> [SET TASK]: Copy out the listing exactly.

Stored items:
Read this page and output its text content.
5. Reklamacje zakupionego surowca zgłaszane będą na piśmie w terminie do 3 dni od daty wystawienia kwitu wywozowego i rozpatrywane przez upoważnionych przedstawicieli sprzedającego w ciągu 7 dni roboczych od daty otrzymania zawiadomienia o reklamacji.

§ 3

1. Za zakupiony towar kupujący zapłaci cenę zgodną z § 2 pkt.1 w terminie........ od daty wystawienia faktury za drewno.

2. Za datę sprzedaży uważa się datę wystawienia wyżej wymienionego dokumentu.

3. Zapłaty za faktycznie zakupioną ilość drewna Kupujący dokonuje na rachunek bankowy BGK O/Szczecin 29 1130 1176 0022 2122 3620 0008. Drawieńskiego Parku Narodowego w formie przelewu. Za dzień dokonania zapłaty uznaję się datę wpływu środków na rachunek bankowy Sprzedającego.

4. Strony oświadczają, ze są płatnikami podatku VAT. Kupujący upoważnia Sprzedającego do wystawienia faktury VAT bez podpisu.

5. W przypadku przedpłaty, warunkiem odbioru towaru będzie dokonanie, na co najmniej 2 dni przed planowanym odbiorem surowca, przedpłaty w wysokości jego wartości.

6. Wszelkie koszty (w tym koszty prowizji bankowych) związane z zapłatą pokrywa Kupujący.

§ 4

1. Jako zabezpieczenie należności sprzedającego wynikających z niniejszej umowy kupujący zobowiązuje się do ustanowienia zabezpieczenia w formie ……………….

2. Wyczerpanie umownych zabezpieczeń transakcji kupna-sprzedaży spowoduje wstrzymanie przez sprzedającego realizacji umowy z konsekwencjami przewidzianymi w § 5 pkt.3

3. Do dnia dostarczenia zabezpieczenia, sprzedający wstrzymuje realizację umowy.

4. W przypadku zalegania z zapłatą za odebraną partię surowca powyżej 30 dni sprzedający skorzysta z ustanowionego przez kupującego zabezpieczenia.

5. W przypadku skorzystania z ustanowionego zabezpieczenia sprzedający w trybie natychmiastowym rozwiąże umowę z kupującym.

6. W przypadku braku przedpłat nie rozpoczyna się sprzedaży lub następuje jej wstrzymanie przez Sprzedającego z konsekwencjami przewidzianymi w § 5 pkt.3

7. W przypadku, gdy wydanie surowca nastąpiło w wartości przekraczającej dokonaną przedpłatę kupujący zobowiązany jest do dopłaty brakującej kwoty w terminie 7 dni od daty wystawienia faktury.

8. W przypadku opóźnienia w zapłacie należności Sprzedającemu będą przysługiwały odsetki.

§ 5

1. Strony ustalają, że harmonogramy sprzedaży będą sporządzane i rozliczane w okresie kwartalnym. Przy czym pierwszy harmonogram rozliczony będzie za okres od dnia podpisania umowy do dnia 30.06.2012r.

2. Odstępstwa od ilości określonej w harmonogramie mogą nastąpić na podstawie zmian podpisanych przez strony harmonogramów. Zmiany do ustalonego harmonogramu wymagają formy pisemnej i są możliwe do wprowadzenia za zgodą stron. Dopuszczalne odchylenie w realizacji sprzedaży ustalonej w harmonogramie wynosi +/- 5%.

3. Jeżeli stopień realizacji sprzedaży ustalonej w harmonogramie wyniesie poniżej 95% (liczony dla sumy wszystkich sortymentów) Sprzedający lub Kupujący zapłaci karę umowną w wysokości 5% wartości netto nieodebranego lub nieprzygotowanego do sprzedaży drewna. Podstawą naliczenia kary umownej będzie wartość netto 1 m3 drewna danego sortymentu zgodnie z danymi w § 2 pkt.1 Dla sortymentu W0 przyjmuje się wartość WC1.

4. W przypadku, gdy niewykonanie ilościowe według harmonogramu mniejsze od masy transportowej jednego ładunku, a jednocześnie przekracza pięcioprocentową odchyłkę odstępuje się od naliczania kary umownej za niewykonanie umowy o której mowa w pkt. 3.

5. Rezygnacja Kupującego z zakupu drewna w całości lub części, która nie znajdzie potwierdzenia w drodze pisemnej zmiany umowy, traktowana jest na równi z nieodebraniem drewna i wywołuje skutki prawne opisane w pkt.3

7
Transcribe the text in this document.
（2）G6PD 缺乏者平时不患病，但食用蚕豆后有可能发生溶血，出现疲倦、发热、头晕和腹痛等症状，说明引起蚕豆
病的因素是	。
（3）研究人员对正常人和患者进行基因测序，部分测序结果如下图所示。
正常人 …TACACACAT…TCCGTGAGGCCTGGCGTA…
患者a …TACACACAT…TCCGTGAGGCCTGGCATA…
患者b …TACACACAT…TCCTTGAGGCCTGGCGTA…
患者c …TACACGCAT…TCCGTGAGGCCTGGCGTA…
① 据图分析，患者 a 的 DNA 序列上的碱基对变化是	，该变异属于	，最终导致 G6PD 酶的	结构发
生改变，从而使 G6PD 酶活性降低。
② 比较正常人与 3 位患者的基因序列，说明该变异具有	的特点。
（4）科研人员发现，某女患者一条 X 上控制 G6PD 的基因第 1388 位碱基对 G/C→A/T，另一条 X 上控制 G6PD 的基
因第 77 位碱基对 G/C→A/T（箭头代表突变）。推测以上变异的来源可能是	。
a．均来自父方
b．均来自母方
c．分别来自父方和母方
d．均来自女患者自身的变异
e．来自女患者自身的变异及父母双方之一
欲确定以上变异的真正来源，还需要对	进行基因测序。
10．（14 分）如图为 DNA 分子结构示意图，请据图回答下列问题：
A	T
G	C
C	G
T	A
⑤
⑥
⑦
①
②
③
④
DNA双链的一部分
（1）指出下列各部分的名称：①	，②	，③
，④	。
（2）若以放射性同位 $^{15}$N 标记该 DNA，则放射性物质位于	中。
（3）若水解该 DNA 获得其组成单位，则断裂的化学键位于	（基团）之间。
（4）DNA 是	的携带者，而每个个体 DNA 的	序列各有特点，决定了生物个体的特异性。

> [TASK SOLUTION]:
Read this page and output its text content.
5. Reklamacje zakupionego surowca zgłaszane będą na piśmie w terminie do 3 dni od daty wystawienia kwitu wywozowego i rozpatrywane przez upoważnionych przedstawicieli sprzedającego w ciągu 7 dni roboczych od daty otrzymania zawiadomienia o reklamacji.

§ 3

1. Za zakupiony towar kupujący zapłaci cenę zgodną z § 2 pkt.1 w terminie........ od daty wystawienia faktury za drewno.

2. Za datę sprzedaży uważa się datę wystawienia wyżej wymienionego dokumentu.

3. Zapłaty za faktycznie zakupioną ilość drewna Kupujący dokonuje na rachunek bankowy BGK O/Szczecin 29 1130 1176 0022 2122 3620 0008. Drawieńskiego Parku Narodowego w formie przelewu. Za dzień dokonania zapłaty uznaję się datę wpływu środków na rachunek bankowy Sprzedającego.

4. Strony oświadczają, ze są płatnikami podatku VAT. Kupujący upoważnia Sprzedającego do wystawienia faktury VAT bez podpisu.

5. W przypadku przedpłaty, warunkiem odbioru towaru będzie dokonanie, na co najmniej 2 dni przed planowanym odbiorem surowca, przedpłaty w wysokości jego wartości.

6. Wszelkie koszty (w tym koszty prowizji bankowych) związane z zapłatą pokrywa Kupujący.

§ 4

1. Jako zabezpieczenie należności sprzedającego wynikających z niniejszej umowy kupujący zobowiązuje się do ustanowienia zabezpieczenia w formie ……………….

2. Wyczerpanie umownych zabezpieczeń transakcji kupna-sprzedaży spowoduje wstrzymanie przez sprzedającego realizacji umowy z konsekwencjami przewidzianymi w § 5 pkt.3

3. Do dnia dostarczenia zabezpieczenia, sprzedający wstrzymuje realizację umowy.

4. W przypadku zalegania z zapłatą za odebraną partię surowca powyżej 30 dni sprzedający skorzysta z ustanowionego przez kupującego zabezpieczenia.

5. W przypadku skorzystania z ustanowionego zabezpieczenia sprzedający w trybie natychmiastowym rozwiąże umowę z kupującym.

6. W przypadku braku przedpłat nie rozpoczyna się sprzedaży lub następuje jej wstrzymanie przez Sprzedającego z konsekwencjami przewidzianymi w § 5 pkt.3

7. W przypadku, gdy wydanie surowca nastąpiło w wartości przekraczającej dokonaną przedpłatę kupujący zobowiązany jest do dopłaty brakującej kwoty w terminie 7 dni od daty wystawienia faktury.

8. W przypadku opóźnienia w zapłacie należności Sprzedającemu będą przysługiwały odsetki.

§ 5

1. Strony ustalają, że harmonogramy sprzedaży będą sporządzane i rozliczane w okresie kwartalnym. Przy czym pierwszy harmonogram rozliczony będzie za okres od dnia podpisania umowy do dnia 30.06.2012r.

2. Odstępstwa od ilości określonej w harmonogramie mogą nastąpić na podstawie zmian podpisanych przez strony harmonogramów. Zmiany do ustalonego harmonogramu wymagają formy pisemnej i są możliwe do wprowadzenia za zgodą stron. Dopuszczalne odchylenie w realizacji sprzedaży ustalonej w harmonogramie wynosi +/- 5%.

3. Jeżeli stopień realizacji sprzedaży ustalonej w harmonogramie wyniesie poniżej 95% (liczony dla sumy wszystkich sortymentów) Sprzedający lub Kupujący zapłaci karę umowną w wysokości 5% wartości netto nieodebranego lub nieprzygotowanego do sprzedaży drewna. Podstawą naliczenia kary umownej będzie wartość netto 1 m3 drewna danego sortymentu zgodnie z danymi w § 2 pkt.1 Dla sortymentu W0 przyjmuje się wartość WC1.

4. W przypadku, gdy niewykonanie ilościowe według harmonogramu mniejsze od masy transportowej jednego ładunku, a jednocześnie przekracza pięcioprocentową odchyłkę odstępuje się od naliczania kary umownej za niewykonanie umowy o której mowa w pkt. 3.

5. Rezygnacja Kupującego z zakupu drewna w całości lub części, która nie znajdzie potwierdzenia w drodze pisemnej zmiany umowy, traktowana jest na równi z nieodebraniem drewna i wywołuje skutki prawne opisane w pkt.3

7
Transcribe the text in this document.
（2）G6PD 缺乏者平时不患病，但食用蚕豆后有可能发生溶血，出现疲倦、发热、头晕和腹痛等症状，说明引起蚕豆
病的因素是	。
（3）研究人员对正常人和患者进行基因测序，部分测序结果如下图所示。
正常人 …TACACACAT…TCCGTGAGGCCTGGCGTA…
患者a …TACACACAT…TCCGTGAGGCCTGGCATA…
患者b …TACACACAT…TCCTTGAGGCCTGGCGTA…
患者c …TACACGCAT…TCCGTGAGGCCTGGCGTA…
① 据图分析，患者 a 的 DNA 序列上的碱基对变化是	，该变异属于	，最终导致 G6PD 酶的	结构发
生改变，从而使 G6PD 酶活性降低。
② 比较正常人与 3 位患者的基因序列，说明该变异具有	的特点。
（4）科研人员发现，某女患者一条 X 上控制 G6PD 的基因第 1388 位碱基对 G/C→A/T，另一条 X 上控制 G6PD 的基
因第 77 位碱基对 G/C→A/T（箭头代表突变）。推测以上变异的来源可能是	。
a．均来自父方
b．均来自母方
c．分别来自父方和母方
d．均来自女患者自身的变异
e．来自女患者自身的变异及父母双方之一
欲确定以上变异的真正来源，还需要对	进行基因测序。
10．（14 分）如图为 DNA 分子结构示意图，请据图回答下列问题：
A	T
G	C
C	G
T	A
⑤
⑥
⑦
①
②
③
④
DNA双链的一部分
（1）指出下列各部分的名称：①	，②	，③
，④	。
（2）若以放射性同位 $^{15}$N 标记该 DNA，则放射性物质位于	中。
（3）若水解该 DNA 获得其组成单位，则断裂的化学键位于	（基团）之间。
（4）DNA 是	的携带者，而每个个体 DNA 的	序列各有特点，决定了生物个体的特异性。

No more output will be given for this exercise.